** BEGIN Supplied entries **
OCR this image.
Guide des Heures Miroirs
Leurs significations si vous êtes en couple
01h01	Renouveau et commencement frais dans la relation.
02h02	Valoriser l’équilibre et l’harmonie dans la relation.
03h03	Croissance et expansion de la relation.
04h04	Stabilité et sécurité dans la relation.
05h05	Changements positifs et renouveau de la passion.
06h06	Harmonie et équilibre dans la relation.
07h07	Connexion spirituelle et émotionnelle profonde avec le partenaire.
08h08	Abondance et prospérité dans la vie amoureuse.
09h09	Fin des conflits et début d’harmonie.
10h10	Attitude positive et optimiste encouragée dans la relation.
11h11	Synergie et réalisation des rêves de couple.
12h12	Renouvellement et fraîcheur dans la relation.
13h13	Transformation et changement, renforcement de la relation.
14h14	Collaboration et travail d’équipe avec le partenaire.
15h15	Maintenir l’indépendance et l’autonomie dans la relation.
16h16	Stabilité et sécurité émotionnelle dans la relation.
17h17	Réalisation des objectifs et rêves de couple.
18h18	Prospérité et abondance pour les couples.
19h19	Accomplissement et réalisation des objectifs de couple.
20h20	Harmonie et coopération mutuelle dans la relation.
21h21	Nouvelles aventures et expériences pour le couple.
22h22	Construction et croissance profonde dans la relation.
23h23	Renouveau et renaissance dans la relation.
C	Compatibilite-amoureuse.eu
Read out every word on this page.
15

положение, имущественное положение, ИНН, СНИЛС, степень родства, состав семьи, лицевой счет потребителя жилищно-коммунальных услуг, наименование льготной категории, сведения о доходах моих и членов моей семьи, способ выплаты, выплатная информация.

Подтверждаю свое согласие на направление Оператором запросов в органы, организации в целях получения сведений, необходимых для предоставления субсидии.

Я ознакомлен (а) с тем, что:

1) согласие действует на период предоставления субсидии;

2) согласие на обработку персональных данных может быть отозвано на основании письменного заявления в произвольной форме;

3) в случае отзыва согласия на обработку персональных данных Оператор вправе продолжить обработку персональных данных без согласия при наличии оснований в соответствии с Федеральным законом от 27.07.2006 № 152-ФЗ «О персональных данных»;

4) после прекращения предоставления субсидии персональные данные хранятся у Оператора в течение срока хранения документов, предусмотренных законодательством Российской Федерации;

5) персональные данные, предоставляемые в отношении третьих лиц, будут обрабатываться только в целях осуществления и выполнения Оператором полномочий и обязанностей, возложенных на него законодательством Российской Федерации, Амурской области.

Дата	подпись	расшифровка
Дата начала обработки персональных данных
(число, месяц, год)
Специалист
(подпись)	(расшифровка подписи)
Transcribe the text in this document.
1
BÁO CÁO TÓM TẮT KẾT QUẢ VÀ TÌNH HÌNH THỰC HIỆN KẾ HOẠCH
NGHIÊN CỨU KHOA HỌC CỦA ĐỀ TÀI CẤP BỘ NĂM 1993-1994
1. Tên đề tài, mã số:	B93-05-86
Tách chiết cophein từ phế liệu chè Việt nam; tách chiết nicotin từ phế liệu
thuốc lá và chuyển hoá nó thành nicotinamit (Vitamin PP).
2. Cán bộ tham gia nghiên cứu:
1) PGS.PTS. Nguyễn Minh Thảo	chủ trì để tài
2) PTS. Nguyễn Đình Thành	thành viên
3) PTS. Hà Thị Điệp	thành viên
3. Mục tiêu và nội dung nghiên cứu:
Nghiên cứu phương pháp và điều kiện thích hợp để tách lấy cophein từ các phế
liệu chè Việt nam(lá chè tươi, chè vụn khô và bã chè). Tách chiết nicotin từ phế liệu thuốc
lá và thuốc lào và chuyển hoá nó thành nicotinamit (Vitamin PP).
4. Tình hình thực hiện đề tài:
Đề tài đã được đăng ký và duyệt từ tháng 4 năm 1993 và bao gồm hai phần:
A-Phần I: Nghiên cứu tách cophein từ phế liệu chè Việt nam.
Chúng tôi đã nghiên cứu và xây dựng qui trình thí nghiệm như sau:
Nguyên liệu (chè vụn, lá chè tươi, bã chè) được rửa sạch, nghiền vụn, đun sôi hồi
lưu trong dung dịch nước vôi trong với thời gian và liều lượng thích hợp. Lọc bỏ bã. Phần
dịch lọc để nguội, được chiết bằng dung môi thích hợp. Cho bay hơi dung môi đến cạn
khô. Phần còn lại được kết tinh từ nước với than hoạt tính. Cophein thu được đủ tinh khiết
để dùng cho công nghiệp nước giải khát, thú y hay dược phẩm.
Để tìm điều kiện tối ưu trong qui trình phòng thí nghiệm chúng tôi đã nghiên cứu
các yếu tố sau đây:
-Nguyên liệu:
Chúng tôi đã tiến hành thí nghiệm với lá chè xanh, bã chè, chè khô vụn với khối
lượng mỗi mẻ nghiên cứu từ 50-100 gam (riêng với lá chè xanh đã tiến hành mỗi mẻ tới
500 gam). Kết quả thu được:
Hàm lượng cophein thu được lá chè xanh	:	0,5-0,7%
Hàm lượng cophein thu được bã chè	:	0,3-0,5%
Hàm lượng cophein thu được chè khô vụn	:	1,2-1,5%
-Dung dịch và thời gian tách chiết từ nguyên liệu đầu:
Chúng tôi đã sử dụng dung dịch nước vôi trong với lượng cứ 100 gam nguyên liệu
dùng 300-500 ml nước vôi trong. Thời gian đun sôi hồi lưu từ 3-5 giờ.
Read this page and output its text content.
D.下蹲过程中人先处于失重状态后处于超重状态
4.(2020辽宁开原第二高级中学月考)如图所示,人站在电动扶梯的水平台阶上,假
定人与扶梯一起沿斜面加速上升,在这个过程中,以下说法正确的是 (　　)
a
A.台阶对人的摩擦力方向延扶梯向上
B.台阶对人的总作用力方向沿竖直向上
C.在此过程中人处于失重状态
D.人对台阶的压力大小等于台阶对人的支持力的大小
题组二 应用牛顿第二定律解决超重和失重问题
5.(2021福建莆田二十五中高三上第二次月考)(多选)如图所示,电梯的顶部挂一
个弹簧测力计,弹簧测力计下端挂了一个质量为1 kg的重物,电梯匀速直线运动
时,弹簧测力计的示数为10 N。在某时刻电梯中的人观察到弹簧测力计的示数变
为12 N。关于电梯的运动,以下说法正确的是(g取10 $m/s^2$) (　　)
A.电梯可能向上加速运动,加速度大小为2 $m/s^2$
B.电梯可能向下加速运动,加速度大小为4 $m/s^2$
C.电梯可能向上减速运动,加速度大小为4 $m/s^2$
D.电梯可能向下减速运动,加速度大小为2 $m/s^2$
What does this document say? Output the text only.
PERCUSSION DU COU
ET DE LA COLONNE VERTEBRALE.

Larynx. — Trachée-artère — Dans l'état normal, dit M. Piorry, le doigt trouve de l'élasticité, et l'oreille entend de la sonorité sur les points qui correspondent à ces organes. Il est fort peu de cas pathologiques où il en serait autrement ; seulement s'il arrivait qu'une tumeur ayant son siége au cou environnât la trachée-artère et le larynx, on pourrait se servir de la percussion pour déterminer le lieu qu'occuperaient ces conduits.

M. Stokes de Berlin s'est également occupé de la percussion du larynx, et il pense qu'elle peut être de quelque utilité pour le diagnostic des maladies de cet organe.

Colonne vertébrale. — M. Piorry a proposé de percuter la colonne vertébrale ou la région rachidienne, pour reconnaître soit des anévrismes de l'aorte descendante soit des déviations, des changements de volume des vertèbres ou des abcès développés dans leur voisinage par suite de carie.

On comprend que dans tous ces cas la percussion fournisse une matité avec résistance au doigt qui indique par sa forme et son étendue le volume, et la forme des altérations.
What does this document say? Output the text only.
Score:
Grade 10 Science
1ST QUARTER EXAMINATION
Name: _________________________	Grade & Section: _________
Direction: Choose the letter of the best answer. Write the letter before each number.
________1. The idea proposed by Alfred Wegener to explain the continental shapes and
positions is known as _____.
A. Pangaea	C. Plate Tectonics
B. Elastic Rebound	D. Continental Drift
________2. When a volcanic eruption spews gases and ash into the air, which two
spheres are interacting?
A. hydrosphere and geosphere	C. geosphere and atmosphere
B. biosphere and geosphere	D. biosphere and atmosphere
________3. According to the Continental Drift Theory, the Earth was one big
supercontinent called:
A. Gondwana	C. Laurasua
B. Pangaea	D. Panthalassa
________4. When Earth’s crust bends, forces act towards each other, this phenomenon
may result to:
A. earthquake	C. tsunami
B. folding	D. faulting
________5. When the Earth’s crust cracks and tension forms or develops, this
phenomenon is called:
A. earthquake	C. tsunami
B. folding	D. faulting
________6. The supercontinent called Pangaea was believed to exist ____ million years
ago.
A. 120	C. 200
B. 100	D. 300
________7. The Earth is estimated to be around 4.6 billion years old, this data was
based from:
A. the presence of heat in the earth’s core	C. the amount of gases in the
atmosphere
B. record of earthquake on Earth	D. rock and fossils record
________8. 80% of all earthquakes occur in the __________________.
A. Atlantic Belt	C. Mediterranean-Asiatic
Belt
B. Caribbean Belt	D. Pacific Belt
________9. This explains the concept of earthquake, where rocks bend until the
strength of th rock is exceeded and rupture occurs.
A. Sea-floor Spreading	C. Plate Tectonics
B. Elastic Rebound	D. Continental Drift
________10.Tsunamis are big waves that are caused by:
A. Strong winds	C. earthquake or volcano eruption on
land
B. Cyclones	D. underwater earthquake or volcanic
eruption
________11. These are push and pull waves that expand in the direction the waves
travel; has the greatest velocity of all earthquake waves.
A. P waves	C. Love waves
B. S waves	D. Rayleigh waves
** END Supplied entries **
Directions – The lines to collect are those holding the string "trình"; copy them all.

Written response –
Chúng tôi đã nghiên cứu và xây dựng qui trình thí nghiệm như sau:
Để tìm điều kiện tối ưu trong qui trình phòng thí nghiệm chúng tôi đã nghiên cứu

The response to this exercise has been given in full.